[Saved data entries]
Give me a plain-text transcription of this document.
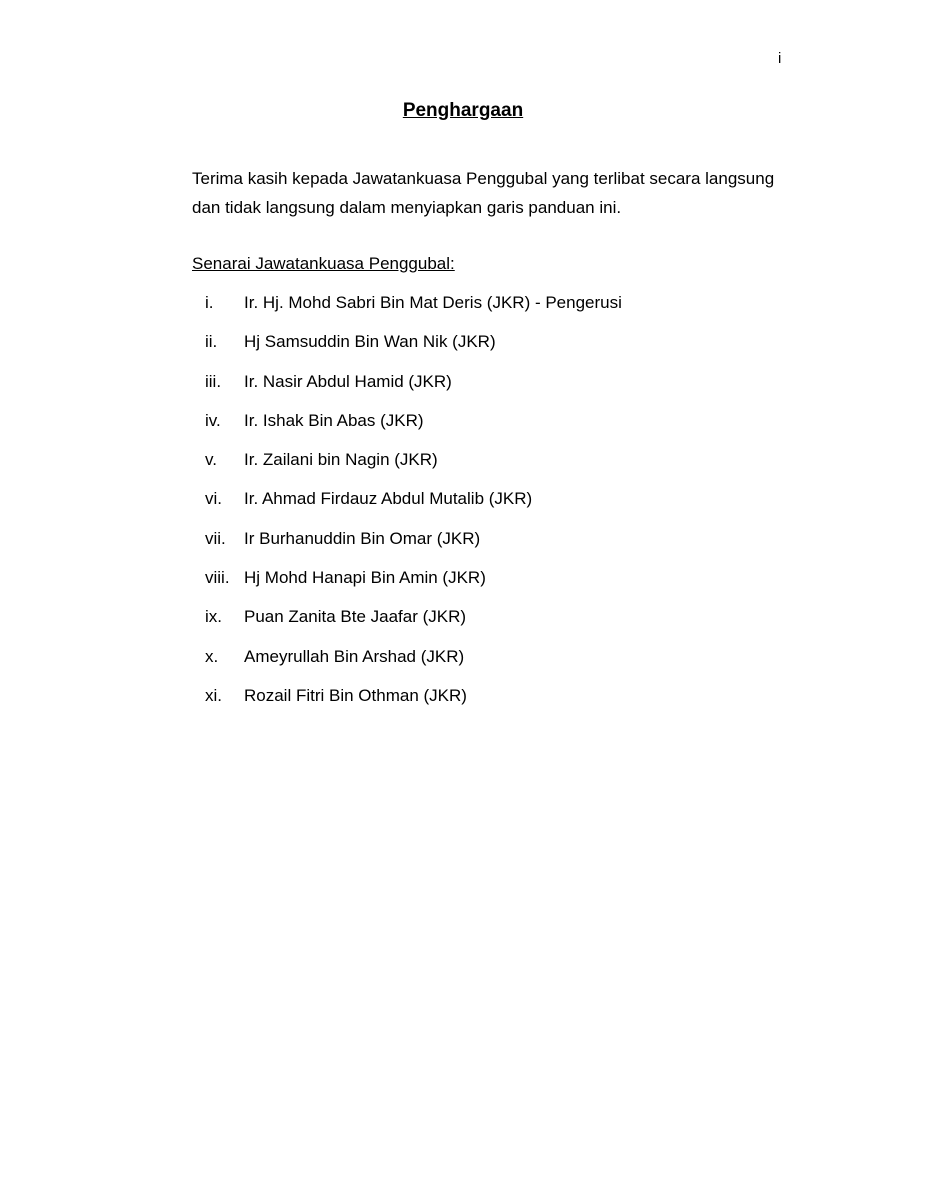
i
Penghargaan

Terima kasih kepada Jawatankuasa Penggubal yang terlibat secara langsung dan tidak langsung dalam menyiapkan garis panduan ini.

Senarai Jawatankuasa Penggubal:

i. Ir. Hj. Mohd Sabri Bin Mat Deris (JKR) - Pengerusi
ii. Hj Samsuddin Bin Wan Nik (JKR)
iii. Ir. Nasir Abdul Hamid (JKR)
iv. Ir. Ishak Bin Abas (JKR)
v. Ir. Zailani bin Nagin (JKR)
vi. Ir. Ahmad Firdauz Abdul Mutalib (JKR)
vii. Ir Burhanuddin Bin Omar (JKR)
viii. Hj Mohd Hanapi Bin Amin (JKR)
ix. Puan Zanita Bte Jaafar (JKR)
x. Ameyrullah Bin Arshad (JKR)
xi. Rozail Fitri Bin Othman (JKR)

### YOUR TASK
Above are records to transcribe exactly; leave their pictures out.

### ANSWER TO THIS PROBLEM
Give me a plain-text transcription of this document.
i
Penghargaan

Terima kasih kepada Jawatankuasa Penggubal yang terlibat secara langsung dan tidak langsung dalam menyiapkan garis panduan ini.

Senarai Jawatankuasa Penggubal:

i. Ir. Hj. Mohd Sabri Bin Mat Deris (JKR) - Pengerusi
ii. Hj Samsuddin Bin Wan Nik (JKR)
iii. Ir. Nasir Abdul Hamid (JKR)
iv. Ir. Ishak Bin Abas (JKR)
v. Ir. Zailani bin Nagin (JKR)
vi. Ir. Ahmad Firdauz Abdul Mutalib (JKR)
vii. Ir Burhanuddin Bin Omar (JKR)
viii. Hj Mohd Hanapi Bin Amin (JKR)
ix. Puan Zanita Bte Jaafar (JKR)
x. Ameyrullah Bin Arshad (JKR)
xi. Rozail Fitri Bin Othman (JKR)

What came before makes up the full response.